--- START ---

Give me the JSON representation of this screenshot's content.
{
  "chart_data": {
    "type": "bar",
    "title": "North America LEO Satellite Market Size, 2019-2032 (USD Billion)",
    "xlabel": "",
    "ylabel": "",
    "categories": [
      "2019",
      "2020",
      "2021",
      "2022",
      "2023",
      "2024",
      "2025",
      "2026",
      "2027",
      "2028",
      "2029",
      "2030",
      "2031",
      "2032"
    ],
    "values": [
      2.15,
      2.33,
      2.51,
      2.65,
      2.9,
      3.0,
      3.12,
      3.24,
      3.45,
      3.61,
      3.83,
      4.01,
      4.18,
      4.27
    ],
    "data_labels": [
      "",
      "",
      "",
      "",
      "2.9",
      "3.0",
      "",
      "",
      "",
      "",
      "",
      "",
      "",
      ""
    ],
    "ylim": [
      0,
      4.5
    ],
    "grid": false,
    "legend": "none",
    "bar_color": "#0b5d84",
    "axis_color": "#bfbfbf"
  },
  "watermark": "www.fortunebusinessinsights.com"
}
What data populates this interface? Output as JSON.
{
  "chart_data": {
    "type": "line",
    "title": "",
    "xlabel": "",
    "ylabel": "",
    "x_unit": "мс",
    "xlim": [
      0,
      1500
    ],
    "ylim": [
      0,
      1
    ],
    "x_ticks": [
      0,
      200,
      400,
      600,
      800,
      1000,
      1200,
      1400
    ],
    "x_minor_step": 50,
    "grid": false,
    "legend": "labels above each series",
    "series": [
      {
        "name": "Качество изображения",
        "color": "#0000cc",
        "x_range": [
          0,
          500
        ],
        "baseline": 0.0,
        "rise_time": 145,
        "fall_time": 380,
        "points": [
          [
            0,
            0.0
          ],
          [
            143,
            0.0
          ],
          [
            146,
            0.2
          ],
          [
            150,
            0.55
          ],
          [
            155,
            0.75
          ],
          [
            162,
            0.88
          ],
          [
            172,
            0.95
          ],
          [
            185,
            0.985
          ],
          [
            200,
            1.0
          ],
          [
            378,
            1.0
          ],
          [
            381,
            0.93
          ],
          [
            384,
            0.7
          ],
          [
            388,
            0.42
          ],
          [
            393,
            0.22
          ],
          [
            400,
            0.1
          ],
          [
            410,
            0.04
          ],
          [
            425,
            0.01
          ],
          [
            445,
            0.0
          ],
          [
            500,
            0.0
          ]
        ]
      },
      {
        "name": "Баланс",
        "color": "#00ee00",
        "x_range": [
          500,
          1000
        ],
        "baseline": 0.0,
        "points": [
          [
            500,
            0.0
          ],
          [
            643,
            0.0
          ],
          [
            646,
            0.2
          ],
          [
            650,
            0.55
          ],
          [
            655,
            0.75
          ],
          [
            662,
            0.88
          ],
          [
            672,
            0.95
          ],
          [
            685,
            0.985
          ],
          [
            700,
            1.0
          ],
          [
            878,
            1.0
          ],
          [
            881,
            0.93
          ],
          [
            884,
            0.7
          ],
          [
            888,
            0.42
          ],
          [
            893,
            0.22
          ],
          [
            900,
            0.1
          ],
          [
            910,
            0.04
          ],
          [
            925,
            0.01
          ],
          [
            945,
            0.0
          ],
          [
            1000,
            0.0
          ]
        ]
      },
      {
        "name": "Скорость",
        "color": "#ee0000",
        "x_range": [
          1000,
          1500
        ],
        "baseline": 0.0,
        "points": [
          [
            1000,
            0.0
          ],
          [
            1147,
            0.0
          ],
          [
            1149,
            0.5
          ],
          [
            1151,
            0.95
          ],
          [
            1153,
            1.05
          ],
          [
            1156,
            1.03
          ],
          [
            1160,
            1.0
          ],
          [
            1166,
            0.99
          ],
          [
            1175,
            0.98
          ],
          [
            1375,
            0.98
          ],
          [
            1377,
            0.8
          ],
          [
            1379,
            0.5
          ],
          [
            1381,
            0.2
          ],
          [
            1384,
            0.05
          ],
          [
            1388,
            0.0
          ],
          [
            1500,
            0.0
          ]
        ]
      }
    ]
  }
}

--- END ---

**YOUR TASK:** Reproduce each line holding the word "JSON".

**REPLY TO THE TASK:**
Give me the JSON representation of this screenshot's content.
What data populates this interface? Output as JSON.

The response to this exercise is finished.